== Figure contents as structured data ==
* * * * * * * * *
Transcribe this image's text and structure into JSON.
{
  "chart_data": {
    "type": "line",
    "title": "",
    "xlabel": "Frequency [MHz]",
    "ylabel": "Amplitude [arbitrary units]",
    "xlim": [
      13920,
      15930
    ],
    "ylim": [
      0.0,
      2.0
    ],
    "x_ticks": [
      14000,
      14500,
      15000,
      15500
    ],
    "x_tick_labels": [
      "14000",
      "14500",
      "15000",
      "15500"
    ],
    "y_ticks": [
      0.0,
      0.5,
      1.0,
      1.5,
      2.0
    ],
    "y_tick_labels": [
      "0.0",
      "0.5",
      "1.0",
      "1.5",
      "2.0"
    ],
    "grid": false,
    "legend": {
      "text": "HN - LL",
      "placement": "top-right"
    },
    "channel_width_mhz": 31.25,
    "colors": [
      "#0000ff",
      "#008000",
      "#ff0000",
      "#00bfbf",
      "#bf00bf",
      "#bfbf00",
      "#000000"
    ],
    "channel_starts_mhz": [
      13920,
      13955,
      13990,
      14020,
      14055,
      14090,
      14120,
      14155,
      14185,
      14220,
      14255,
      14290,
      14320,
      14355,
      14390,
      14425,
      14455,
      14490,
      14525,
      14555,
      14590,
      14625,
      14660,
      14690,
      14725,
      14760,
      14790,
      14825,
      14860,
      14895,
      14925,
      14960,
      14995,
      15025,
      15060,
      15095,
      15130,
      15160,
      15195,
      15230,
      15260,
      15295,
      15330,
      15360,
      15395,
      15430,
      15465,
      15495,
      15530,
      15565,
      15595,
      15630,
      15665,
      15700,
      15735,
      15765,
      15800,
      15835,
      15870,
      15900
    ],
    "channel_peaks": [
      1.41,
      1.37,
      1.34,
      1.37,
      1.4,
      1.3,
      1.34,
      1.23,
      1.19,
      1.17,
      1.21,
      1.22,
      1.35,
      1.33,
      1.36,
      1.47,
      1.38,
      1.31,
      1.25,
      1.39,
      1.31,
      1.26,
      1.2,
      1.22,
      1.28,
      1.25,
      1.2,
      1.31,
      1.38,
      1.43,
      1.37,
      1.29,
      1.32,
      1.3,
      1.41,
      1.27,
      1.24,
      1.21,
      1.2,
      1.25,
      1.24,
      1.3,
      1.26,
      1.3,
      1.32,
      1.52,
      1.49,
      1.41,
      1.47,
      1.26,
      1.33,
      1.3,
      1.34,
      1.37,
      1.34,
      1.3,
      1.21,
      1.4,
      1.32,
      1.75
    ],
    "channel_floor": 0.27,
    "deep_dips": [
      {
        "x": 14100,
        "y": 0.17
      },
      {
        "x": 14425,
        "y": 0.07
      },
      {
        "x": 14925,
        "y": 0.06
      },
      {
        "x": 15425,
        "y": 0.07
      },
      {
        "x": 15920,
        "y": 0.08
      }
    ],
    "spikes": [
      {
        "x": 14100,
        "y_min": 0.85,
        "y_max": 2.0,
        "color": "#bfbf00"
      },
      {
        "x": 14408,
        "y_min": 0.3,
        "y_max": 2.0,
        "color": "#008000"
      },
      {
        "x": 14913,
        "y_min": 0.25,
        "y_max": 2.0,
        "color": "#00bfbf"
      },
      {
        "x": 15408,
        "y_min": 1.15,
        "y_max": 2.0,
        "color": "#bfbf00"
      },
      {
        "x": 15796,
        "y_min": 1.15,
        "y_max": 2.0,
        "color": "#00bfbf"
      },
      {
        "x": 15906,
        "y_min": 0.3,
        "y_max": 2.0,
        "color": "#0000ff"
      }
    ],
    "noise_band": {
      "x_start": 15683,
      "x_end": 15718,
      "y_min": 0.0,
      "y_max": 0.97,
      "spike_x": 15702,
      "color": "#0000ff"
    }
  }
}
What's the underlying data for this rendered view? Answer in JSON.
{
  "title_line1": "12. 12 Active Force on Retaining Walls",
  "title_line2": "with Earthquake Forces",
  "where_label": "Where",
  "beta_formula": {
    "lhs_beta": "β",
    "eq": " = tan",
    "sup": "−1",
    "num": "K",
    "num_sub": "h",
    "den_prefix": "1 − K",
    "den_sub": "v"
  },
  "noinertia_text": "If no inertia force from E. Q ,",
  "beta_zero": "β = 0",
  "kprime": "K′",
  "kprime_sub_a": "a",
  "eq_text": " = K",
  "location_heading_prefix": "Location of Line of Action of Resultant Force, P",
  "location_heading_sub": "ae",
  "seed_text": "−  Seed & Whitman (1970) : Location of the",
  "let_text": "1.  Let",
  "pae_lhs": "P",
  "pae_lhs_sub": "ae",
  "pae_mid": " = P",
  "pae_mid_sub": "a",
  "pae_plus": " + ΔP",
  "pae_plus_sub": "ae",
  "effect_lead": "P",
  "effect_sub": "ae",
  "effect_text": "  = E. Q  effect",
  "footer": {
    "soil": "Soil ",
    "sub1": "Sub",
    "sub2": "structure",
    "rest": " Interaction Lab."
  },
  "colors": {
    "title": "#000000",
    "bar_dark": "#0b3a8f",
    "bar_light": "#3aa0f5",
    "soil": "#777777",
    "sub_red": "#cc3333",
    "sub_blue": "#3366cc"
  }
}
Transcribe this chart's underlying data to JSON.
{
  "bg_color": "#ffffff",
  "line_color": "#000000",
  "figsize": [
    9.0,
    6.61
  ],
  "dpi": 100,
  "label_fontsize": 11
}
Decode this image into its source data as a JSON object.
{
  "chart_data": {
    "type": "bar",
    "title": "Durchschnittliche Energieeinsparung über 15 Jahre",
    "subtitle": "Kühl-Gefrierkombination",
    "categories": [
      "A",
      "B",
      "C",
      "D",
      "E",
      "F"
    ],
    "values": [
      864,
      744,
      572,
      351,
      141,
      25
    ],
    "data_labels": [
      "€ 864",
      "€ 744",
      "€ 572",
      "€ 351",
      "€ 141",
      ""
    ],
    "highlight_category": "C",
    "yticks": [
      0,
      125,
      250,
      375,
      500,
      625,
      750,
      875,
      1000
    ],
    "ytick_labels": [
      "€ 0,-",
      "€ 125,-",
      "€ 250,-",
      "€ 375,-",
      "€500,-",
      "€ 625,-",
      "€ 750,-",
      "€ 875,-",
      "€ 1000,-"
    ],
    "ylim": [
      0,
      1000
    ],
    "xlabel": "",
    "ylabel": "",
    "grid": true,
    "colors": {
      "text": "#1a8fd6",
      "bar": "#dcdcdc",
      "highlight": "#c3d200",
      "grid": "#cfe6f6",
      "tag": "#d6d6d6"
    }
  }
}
* * * * * * * * *
How many of the lines above hold "into"? Answer with only the number.

== ANSWER FOR THE TASK ==
2